• Text shown:
• • • • •

203 Santa Margarita Ave.

Menlo Park, CA 94025

Phone: (415) 322-0103 (AM only)

FAX: (415) 322-1734

EMail: <Ghost@aladdin.com>

Questions about the technical content of this specification can be

sent by email to:

Jean-Loup Gailly <gzip@prep.ai.mit.edu> and

Mark Adler <madler@alumni.caltech.edu>

Editorial comments on this specification can be sent by email to:

L. Peter Deutsch <ghost@aladdin.com> and

Glenn Randers-Pehrson <randeg@alumni.rpi.edu>

7. Appendix: Jean-Loup Gailly's gzip utility

The most widely used implementation of gzip compression, and the

original documentation on which this specification is based, were

created by Jean-Loup Gailly <gzip@prep.ai.mit.edu>. Since this

implementation is a de facto standard, we mention some more of its

features here. Again, the material in this section is not part of

the specification per se, and implementations need not follow it to

be compliant.

When compressing or decompressing a file, gzip preserves the

protection, ownership, and modification time attributes on the local

file system, since there is no provision for representing protection

attributes in the gzip file format itself. Since the file format

includes a modification time, the gzip decompressor provides a

command line switch that assigns the modification time from the file,

rather than the local modification time of the compressed input, to

the decompressed output.

8. Appendix: Sample CRC Code

The following sample code represents a practical implementation of

the CRC (Cyclic Redundancy Check). (See also ISO 3309 and ITU-T V.42

for a formal specification.)

The sample code is in the ANSI C programming language. Non C users

may find it easier to read with these hints:

& Bitwise AND operator.

• • • • •

• Listing:
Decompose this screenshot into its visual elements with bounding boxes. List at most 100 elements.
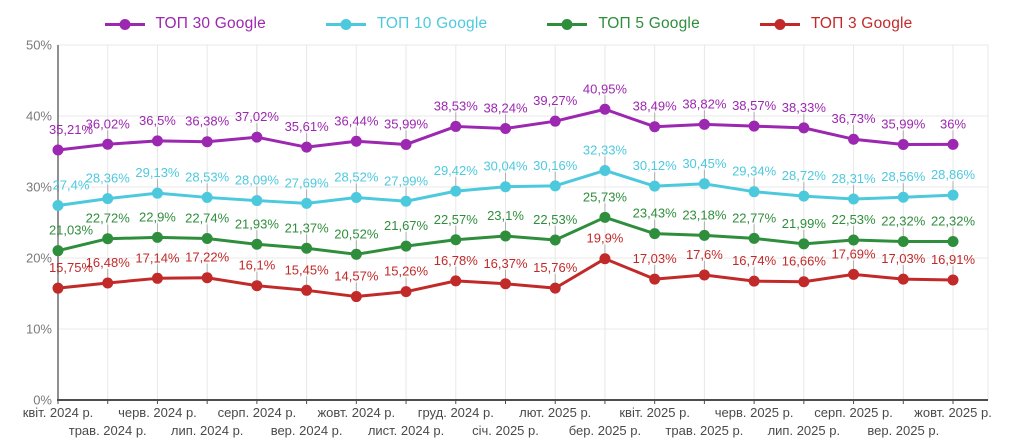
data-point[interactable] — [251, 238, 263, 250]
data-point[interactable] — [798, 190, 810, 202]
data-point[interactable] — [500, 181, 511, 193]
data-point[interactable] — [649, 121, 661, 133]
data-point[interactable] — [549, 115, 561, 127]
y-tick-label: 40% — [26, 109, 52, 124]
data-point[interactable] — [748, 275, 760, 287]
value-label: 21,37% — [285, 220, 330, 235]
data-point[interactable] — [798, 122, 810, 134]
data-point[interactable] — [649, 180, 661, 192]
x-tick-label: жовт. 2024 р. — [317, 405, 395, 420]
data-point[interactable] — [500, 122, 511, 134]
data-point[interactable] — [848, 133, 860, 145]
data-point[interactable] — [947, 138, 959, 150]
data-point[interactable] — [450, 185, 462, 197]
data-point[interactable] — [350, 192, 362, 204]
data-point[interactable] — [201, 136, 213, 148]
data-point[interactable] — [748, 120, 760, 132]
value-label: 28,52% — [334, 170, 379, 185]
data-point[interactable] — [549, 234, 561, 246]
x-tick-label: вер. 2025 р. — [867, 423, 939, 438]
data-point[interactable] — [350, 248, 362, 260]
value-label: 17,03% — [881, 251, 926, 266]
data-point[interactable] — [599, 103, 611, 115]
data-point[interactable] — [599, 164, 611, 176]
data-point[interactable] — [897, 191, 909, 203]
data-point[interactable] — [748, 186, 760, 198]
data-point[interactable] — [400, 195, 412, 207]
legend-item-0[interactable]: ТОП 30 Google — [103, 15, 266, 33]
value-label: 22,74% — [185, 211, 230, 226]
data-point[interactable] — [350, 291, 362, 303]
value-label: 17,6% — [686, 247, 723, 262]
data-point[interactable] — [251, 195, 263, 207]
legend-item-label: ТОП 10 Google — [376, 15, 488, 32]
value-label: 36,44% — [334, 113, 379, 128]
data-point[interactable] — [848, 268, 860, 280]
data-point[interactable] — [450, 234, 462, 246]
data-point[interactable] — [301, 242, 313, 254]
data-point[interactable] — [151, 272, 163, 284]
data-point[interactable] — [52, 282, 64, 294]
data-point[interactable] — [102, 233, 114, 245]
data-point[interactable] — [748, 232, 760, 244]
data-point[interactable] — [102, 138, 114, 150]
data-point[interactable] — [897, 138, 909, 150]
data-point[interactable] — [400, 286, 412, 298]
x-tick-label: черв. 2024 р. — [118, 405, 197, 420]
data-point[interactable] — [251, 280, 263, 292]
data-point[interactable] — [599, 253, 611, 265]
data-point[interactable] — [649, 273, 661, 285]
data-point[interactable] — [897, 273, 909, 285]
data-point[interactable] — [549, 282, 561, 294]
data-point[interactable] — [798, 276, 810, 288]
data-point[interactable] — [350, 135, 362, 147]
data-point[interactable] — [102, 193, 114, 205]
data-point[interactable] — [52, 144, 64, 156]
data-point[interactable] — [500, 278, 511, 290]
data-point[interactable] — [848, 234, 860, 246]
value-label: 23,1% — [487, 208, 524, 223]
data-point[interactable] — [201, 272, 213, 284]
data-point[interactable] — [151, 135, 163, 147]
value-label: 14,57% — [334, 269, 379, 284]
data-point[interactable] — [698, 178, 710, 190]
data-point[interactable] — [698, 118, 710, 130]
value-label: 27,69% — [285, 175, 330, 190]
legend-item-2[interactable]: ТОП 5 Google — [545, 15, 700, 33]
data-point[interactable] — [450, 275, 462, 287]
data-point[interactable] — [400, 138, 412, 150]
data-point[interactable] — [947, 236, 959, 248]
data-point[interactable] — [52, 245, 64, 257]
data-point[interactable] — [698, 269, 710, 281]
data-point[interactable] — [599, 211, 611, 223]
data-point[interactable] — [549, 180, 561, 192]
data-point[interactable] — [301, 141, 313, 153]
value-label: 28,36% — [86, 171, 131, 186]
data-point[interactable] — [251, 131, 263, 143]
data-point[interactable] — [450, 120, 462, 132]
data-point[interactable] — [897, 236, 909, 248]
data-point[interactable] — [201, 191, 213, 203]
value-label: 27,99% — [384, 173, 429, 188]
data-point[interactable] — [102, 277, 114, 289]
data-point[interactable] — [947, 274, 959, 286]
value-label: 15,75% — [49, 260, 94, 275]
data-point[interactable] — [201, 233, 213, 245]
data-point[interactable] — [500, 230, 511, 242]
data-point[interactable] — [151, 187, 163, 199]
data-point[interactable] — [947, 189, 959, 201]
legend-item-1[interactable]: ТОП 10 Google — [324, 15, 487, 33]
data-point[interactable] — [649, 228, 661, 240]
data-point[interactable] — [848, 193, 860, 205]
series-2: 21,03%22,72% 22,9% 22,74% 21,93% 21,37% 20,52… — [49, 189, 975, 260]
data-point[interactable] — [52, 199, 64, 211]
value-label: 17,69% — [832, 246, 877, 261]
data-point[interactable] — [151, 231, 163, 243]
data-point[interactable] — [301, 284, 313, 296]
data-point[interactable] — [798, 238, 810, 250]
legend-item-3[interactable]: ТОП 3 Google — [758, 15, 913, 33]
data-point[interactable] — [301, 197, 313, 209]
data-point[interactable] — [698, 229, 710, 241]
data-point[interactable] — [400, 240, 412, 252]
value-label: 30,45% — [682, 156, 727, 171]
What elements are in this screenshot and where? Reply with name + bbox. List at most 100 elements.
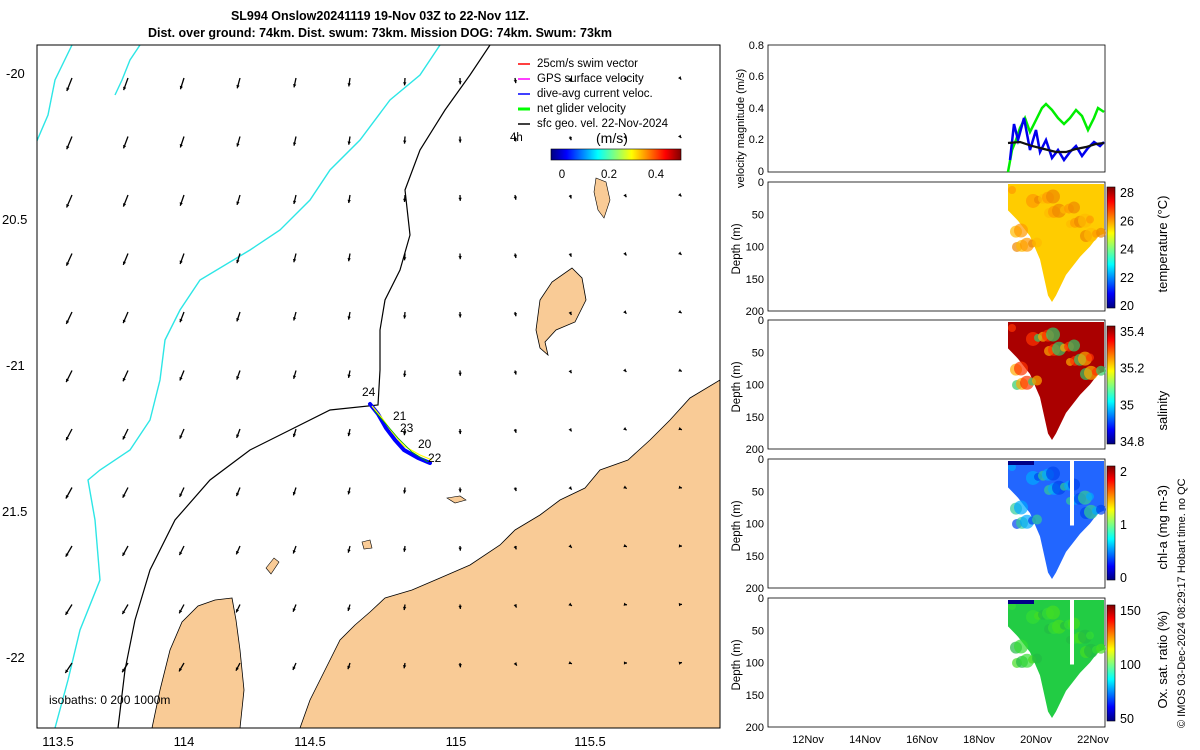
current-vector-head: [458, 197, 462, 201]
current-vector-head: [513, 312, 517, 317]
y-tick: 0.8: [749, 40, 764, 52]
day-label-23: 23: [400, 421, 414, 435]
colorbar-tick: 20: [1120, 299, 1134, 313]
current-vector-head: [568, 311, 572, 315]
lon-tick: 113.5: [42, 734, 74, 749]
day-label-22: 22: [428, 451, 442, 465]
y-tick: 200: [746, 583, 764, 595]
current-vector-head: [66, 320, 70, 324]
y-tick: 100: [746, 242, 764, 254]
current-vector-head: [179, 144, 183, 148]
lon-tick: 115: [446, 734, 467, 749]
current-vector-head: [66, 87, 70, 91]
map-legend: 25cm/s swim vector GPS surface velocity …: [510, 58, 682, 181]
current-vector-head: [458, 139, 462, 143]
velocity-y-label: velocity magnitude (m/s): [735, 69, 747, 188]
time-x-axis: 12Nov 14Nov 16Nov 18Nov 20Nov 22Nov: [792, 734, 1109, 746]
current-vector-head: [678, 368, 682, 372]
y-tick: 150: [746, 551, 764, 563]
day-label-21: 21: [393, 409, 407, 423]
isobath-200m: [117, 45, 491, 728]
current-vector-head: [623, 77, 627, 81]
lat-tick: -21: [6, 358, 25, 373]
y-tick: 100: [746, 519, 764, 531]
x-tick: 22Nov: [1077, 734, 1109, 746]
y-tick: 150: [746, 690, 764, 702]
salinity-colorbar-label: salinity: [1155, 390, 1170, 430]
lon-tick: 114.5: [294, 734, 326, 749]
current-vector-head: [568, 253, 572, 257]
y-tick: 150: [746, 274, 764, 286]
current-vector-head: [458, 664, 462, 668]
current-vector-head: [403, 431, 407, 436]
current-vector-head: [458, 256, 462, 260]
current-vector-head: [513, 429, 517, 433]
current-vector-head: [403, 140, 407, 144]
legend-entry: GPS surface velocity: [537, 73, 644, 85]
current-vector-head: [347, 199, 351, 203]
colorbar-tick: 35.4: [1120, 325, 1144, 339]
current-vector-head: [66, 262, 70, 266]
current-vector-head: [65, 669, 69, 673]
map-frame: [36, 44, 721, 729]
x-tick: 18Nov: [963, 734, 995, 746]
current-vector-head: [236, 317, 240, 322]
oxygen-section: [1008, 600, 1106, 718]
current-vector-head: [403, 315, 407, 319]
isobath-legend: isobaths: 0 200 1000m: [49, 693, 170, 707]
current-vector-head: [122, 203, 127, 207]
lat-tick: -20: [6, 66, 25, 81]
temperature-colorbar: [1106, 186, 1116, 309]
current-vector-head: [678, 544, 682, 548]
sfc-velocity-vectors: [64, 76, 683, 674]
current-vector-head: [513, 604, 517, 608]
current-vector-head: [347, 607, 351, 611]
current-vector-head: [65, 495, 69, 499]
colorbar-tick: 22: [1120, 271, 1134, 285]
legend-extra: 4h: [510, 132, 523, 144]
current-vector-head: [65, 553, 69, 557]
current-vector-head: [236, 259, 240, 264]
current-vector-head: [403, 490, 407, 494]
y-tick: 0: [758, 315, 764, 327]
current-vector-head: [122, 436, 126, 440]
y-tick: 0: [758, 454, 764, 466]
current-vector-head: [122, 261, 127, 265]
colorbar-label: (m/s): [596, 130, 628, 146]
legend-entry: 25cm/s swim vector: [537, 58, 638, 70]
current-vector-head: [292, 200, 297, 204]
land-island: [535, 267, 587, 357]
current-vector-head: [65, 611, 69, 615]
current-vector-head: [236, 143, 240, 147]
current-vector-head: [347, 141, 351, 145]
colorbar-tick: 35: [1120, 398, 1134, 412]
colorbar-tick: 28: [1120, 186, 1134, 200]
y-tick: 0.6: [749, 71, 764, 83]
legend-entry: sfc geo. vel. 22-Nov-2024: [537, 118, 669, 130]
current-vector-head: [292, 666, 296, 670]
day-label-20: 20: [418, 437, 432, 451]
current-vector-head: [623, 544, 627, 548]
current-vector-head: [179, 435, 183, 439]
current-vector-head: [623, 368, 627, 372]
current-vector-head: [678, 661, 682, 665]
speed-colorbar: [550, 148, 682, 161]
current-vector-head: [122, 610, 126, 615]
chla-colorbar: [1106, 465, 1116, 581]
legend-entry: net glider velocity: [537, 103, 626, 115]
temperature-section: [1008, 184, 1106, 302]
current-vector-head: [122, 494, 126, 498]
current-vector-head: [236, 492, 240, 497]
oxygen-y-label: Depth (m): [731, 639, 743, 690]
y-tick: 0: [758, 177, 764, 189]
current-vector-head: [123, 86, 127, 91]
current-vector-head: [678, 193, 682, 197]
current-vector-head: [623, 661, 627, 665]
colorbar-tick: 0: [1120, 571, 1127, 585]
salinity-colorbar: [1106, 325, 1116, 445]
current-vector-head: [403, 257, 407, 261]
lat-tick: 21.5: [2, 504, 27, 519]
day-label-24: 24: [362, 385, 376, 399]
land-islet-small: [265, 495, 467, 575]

• • • • •

• Written instruction:
According to the gzip specification text, which file attributes does gzip preserve on the local file system when compressing or decompressing?

• Task answer:
Protection, ownership, and modification time.